Instructions for the task =
Give the number of lines containing "tentang" in this listing, with no other words.

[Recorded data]
'''

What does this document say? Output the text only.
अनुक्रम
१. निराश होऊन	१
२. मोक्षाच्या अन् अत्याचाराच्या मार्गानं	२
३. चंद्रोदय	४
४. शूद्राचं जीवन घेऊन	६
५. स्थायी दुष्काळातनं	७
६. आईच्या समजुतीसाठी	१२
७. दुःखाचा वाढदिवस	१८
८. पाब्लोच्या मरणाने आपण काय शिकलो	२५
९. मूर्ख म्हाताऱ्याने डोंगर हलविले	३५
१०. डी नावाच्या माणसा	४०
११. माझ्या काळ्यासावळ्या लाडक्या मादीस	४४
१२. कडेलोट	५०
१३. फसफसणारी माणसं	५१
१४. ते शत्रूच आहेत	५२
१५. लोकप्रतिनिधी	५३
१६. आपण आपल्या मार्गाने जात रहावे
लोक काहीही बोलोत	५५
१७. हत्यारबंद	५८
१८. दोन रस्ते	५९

'''
'''

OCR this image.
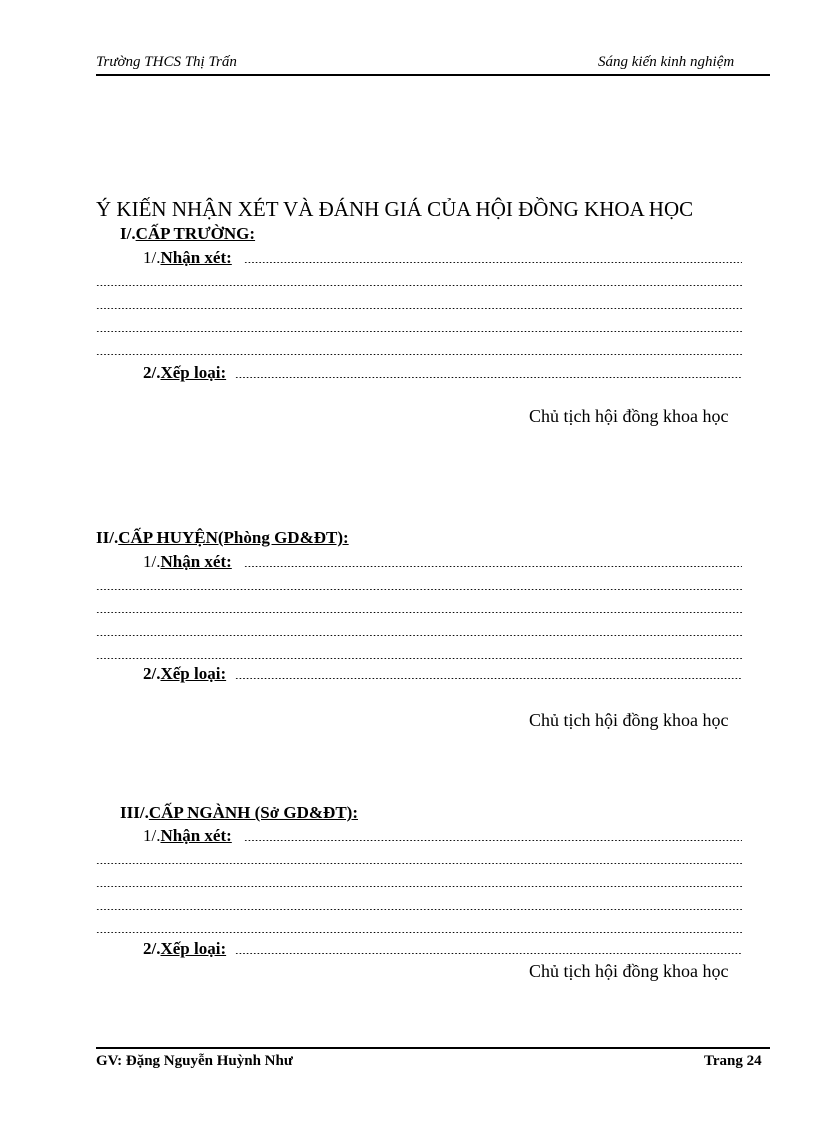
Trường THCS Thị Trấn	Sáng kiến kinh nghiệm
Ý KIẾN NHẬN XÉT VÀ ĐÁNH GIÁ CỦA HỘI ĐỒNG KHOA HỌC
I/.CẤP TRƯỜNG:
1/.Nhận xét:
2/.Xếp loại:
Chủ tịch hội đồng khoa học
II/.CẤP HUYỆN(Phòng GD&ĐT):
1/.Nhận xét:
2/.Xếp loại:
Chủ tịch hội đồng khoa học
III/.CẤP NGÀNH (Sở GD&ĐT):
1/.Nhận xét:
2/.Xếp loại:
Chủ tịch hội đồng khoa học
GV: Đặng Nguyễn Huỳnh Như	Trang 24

'''
'''

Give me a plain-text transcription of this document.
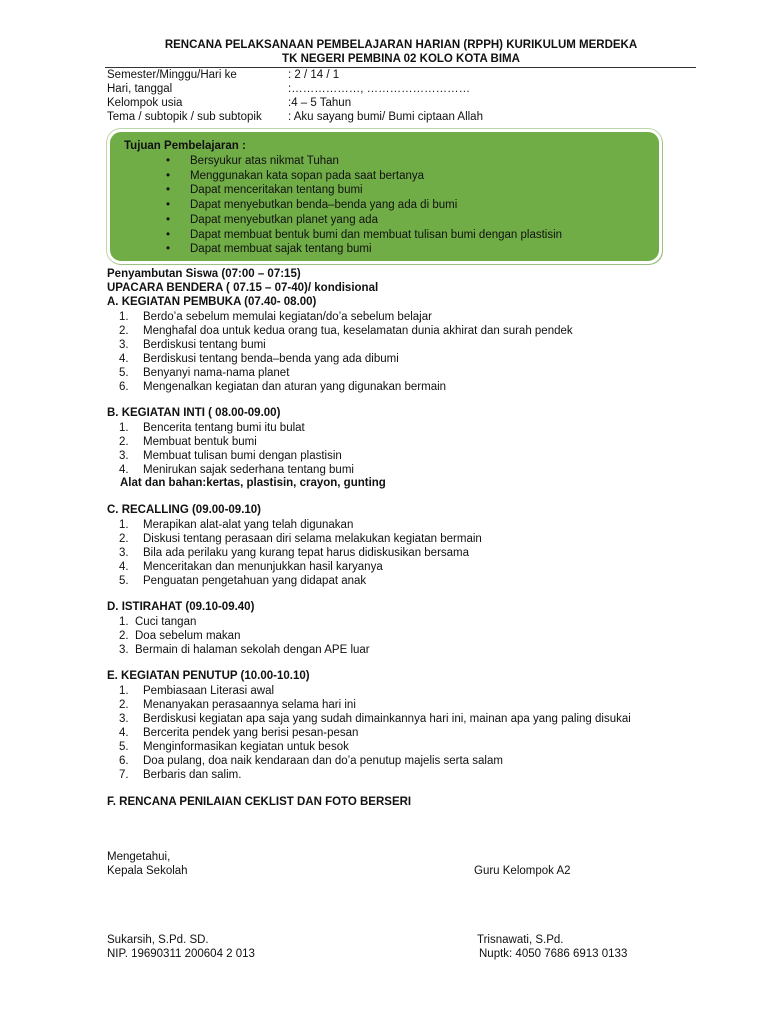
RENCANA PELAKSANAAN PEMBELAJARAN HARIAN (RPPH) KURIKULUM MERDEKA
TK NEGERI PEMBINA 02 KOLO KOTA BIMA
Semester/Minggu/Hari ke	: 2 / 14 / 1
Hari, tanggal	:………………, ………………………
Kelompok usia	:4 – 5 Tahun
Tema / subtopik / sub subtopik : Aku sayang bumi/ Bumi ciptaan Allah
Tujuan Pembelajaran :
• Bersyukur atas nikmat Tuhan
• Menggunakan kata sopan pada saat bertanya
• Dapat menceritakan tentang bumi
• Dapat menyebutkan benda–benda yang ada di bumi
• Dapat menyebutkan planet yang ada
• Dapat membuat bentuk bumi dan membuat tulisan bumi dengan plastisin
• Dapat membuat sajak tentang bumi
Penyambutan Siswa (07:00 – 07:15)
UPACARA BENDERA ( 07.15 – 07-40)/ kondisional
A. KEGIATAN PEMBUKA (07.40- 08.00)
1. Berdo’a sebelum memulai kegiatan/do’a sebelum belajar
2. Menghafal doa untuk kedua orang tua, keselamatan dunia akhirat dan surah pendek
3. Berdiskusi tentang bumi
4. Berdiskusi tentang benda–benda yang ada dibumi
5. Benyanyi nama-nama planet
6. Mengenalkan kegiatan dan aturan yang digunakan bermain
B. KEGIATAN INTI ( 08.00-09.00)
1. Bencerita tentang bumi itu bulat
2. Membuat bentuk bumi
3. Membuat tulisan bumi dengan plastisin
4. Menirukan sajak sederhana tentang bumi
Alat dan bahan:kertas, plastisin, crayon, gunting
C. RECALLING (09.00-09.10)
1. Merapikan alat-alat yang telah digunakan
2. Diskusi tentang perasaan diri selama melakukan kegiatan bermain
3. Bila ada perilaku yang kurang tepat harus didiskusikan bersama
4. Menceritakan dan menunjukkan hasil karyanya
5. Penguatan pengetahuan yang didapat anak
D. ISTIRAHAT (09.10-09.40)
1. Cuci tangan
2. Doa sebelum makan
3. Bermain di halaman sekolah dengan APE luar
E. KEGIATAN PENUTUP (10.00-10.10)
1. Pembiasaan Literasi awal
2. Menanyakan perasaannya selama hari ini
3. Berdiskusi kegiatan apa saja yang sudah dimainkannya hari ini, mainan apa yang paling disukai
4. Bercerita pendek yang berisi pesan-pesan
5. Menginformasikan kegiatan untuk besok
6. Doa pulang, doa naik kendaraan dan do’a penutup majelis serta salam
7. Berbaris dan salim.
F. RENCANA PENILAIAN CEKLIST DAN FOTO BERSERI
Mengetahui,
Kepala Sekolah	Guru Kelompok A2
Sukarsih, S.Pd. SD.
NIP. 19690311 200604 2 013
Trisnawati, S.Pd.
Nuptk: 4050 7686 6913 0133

'''

Solution =
7